# Avery Full Bodys or Mallard Shells?



## shooteminthelips (Jun 13, 2007)

I am going to buy 3 or 4 doz of one of the other, but I am not sure if I need to full body's or if I can save some cash and just get the shells. Now lets not get into a discussion on what brand I need to get! I already know what I want just don't know which ones I should get, as far the style of the decoy. So if anyone has some opinions on which ones would be the best please post up. Please explain why you think I should get either decoys also too!

Thanks


----------



## bandman (Feb 13, 2006)

http://www.nodakoutdoors.com/forums/vie ... highlight=
There's some input between shells and fb's in there (esp halfway thru).

You're going to kill ducks with either/or, it just depends personally on how appealing you want your spread to look and how much you want to spend. Take this to the bank: It's really not going to matter if you have 20 year old floaters or the best fb decoy on the market out there as long as you've done your homework and know what you're doing.

Hatchetman: what's up w/ your response/pimping Avery in there??? Talk about catchin' me off-guard. :rollin: oke: The million dollar question: Where are them decoys now?? I just had to give you some flack about that. :wink: :lol:


----------



## universitywaterfowler (Jul 15, 2007)

If you have the space the full bodies will work better, more realistic motion, stacking the shells can scratch them too. If your a little tight on space and or money the shells are more than adequate to kill you all the ducks you'll ever need.


----------



## Acemallard (Sep 30, 2003)

I agree with the statment you will kill ducks with either. I just have a problem with the stakes on the shells. I hunt late into the year and that stake will not go into frozen ground to well. Thats why we use the FBs. My 2 cents worth.

HARDCORE WATERFOWLER


----------



## universitywaterfowler (Jul 15, 2007)

I agree with you, just didn't think I had to point that particular problem out.

TO DO:
• a. In the decoy thread, what problem does Acemallard have with the stakes on the shells?
• b. In the records, swap "USD" for "EUR" in the stretch from the start of the records through the line containing "row-number[interactable]: 5 bbox=[21, 262, 47, 278]", and give those lines again with nothing else changed.
The thread and the records have no connection to each other.

Spatial layout entries:

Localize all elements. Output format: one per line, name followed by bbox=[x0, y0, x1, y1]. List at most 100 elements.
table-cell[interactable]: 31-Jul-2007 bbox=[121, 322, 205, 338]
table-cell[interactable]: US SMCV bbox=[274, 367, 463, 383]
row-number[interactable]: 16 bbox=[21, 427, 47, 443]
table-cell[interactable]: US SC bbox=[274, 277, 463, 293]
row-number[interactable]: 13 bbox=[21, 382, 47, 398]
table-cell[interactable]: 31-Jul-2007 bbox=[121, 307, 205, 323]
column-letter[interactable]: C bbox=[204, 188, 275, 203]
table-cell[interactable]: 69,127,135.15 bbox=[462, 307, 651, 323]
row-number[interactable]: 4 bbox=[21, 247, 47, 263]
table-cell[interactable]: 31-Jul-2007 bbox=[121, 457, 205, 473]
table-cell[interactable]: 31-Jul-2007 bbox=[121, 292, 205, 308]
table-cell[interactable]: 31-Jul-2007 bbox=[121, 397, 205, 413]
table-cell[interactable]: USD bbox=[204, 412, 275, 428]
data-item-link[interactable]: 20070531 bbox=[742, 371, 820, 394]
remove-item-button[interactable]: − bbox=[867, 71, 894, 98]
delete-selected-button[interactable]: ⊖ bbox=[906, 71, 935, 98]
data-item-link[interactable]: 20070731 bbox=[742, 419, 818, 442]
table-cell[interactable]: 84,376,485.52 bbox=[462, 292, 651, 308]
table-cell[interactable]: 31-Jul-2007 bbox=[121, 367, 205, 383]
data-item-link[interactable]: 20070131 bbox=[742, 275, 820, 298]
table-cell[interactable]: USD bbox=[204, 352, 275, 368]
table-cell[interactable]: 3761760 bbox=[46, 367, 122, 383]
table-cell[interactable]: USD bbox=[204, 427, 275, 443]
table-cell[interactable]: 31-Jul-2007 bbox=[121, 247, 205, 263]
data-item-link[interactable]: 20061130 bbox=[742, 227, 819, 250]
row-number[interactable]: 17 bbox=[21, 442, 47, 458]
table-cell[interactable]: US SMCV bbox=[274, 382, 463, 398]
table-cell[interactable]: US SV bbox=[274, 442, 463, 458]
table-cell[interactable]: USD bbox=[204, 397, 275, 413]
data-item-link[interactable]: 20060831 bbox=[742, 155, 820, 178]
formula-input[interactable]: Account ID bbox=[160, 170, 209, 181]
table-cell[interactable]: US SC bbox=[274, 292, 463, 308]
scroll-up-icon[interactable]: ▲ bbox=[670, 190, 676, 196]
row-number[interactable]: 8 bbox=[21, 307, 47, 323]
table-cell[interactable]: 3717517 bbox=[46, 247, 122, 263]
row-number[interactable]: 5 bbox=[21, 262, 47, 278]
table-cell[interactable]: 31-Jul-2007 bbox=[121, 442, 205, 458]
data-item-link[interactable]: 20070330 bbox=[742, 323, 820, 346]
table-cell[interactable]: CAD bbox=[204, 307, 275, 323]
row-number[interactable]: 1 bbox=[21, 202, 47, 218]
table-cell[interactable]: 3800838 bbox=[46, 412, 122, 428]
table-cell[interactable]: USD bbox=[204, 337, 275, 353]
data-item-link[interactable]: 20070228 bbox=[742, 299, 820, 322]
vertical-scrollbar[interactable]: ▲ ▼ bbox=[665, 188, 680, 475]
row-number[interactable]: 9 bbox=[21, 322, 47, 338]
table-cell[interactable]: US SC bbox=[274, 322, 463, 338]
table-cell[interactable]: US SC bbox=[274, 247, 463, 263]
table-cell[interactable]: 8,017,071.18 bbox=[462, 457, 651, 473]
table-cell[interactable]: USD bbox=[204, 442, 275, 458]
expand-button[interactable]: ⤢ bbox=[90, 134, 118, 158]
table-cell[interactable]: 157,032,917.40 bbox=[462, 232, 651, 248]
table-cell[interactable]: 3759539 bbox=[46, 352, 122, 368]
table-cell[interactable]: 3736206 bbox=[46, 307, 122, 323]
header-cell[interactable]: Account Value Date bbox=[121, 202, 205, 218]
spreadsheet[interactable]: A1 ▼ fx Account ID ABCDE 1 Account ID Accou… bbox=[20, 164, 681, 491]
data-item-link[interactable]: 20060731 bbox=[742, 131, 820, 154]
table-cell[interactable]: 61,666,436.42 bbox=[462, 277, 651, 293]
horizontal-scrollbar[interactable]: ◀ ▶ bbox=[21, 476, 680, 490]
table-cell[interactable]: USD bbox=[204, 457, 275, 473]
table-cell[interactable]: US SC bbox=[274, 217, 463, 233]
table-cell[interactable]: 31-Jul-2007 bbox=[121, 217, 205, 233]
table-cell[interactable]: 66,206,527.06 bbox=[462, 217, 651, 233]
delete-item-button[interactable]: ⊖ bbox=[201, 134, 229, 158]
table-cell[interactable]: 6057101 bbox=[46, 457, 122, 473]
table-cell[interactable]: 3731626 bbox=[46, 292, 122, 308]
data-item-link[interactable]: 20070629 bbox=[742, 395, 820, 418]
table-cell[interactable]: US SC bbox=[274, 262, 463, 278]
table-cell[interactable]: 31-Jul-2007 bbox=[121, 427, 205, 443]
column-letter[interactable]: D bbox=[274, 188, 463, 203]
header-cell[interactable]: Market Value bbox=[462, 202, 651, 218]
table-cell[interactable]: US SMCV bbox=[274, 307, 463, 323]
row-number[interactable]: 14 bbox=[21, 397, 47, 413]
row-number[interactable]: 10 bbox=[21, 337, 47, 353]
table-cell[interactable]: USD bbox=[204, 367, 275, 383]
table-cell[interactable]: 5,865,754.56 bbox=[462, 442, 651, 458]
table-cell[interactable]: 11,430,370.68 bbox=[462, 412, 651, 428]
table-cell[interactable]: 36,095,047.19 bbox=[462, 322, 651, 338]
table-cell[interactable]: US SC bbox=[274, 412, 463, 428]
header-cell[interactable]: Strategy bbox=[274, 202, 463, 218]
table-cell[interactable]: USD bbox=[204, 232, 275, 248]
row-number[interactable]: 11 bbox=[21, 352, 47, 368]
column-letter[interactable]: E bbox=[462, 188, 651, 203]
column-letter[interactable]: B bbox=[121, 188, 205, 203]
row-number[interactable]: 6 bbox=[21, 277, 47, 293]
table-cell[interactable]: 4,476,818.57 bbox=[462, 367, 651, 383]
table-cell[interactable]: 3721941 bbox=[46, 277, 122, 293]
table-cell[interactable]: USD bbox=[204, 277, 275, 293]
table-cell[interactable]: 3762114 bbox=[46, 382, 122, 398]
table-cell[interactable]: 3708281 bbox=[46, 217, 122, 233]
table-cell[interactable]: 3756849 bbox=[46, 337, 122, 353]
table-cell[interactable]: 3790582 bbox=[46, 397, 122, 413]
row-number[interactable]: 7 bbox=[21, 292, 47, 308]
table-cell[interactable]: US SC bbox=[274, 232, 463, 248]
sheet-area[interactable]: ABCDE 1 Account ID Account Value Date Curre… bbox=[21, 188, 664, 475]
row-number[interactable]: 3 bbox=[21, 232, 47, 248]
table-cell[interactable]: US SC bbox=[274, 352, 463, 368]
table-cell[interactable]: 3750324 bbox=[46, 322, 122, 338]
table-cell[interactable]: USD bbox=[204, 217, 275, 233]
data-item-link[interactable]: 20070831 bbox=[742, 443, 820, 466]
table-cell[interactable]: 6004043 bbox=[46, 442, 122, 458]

TASK RESULTS:
• a. The stakes won't go into frozen ground well when hunting late into the year.

• b.
Localize all elements. Output format: one per line, name followed by bbox=[x0, y0, x1, y1]. List at most 100 elements.
table-cell[interactable]: 31-Jul-2007 bbox=[121, 322, 205, 338]
table-cell[interactable]: US SMCV bbox=[274, 367, 463, 383]
row-number[interactable]: 16 bbox=[21, 427, 47, 443]
table-cell[interactable]: US SC bbox=[274, 277, 463, 293]
row-number[interactable]: 13 bbox=[21, 382, 47, 398]
table-cell[interactable]: 31-Jul-2007 bbox=[121, 307, 205, 323]
column-letter[interactable]: C bbox=[204, 188, 275, 203]
table-cell[interactable]: 69,127,135.15 bbox=[462, 307, 651, 323]
row-number[interactable]: 4 bbox=[21, 247, 47, 263]
table-cell[interactable]: 31-Jul-2007 bbox=[121, 457, 205, 473]
table-cell[interactable]: 31-Jul-2007 bbox=[121, 292, 205, 308]
table-cell[interactable]: 31-Jul-2007 bbox=[121, 397, 205, 413]
table-cell[interactable]: EUR bbox=[204, 412, 275, 428]
data-item-link[interactable]: 20070531 bbox=[742, 371, 820, 394]
remove-item-button[interactable]: − bbox=[867, 71, 894, 98]
delete-selected-button[interactable]: ⊖ bbox=[906, 71, 935, 98]
data-item-link[interactable]: 20070731 bbox=[742, 419, 818, 442]
table-cell[interactable]: 84,376,485.52 bbox=[462, 292, 651, 308]
table-cell[interactable]: 31-Jul-2007 bbox=[121, 367, 205, 383]
data-item-link[interactable]: 20070131 bbox=[742, 275, 820, 298]
table-cell[interactable]: EUR bbox=[204, 352, 275, 368]
table-cell[interactable]: 3761760 bbox=[46, 367, 122, 383]
table-cell[interactable]: EUR bbox=[204, 427, 275, 443]
table-cell[interactable]: 31-Jul-2007 bbox=[121, 247, 205, 263]
data-item-link[interactable]: 20061130 bbox=[742, 227, 819, 250]
row-number[interactable]: 17 bbox=[21, 442, 47, 458]
table-cell[interactable]: US SMCV bbox=[274, 382, 463, 398]
table-cell[interactable]: US SV bbox=[274, 442, 463, 458]
table-cell[interactable]: EUR bbox=[204, 397, 275, 413]
data-item-link[interactable]: 20060831 bbox=[742, 155, 820, 178]
formula-input[interactable]: Account ID bbox=[160, 170, 209, 181]
table-cell[interactable]: US SC bbox=[274, 292, 463, 308]
scroll-up-icon[interactable]: ▲ bbox=[670, 190, 676, 196]
row-number[interactable]: 8 bbox=[21, 307, 47, 323]
table-cell[interactable]: 3717517 bbox=[46, 247, 122, 263]
row-number[interactable]: 5 bbox=[21, 262, 47, 278]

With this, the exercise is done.